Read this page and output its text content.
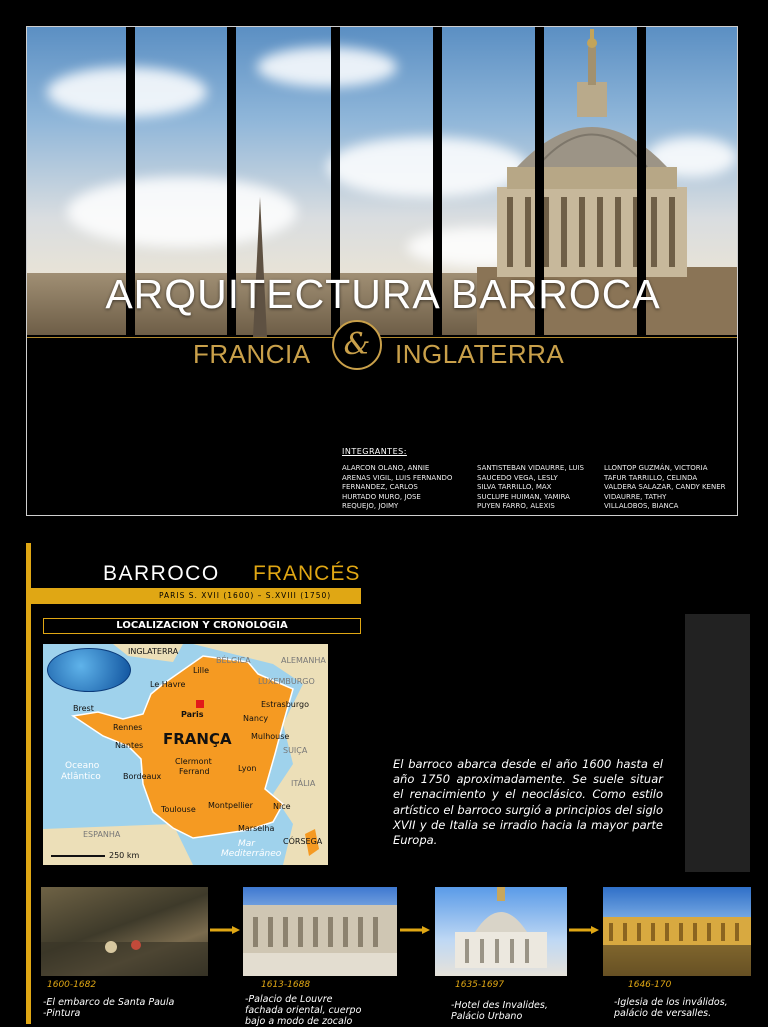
ARQUITECTURA BARROCA
FRANCIA	& INGLATERRA
INTEGRANTES:
ALARCON OLANO, ANNIE
ARENAS VIGIL, LUIS FERNANDO
FERNANDEZ, CARLOS
HURTADO MURO, JOSE
REQUEJO, JOIMY
SANTISTEBAN VIDAURRE, LUIS
SAUCEDO VEGA, LESLY
SILVA TARRILLO, MAX
SUCLUPE HUIMAN, YAMIRA
PUYEN FARRO, ALEXIS
LLONTOP GUZMÁN, VICTORIA
TAFUR TARRILLO, CELINDA
VALDERA SALAZAR, CANDY KENER
VIDAURRE, TATHY
VILLALOBOS, BIANCA
BARROCO FRANCÉS
PARIS S. XVII (1600) – S.XVIII (1750)
LOCALIZACION Y CRONOLOGIA
INGLATERRA
BÉLGICA	ALEMANHA
LUXEMBURGO
Lille
Le Havre
Paris
Estrasburgo
Brest
Rennes
Nancy
Nantes FRANÇA Mulhouse
SUIÇA
Oceano
Atlântico
Clermont
Ferrand	Lyon
Bordeaux
ITÁLIA
Toulouse Montpellier	Nice
Marselha
ESPANHA
CÓRSEGA
Mar
Mediterrâneo
250 km
El barroco abarca desde el año 1600 hasta el año 1750 aproximadamente. Se suele situar el renacimiento y el neoclásico. Como estilo artístico el barroco surgió a principios del siglo XVII y de Italia se irradio hacia la mayor parte Europa.
1600-1682	1613-1688	1635-1697	1646-170
-El embarco de Santa Paula
-Pintura
-Palacio de Louvre
fachada oriental, cuerpo
bajo a modo de zocalo
-Hotel des Invalides,
Palácio Urbano
-Iglesia de los inválidos,
palácio de versalles.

#### Work required:
In the entries above, find lines with "XVII" and copy each.

#### The response:
PARIS S. XVII (1600) – S.XVIII (1750)
El barroco abarca desde el año 1600 hasta el año 1750 aproximadamente. Se suele situar el renacimiento y el neoclásico. Como estilo artístico el barroco surgió a principios del siglo XVII y de Italia se irradio hacia la mayor parte Europa.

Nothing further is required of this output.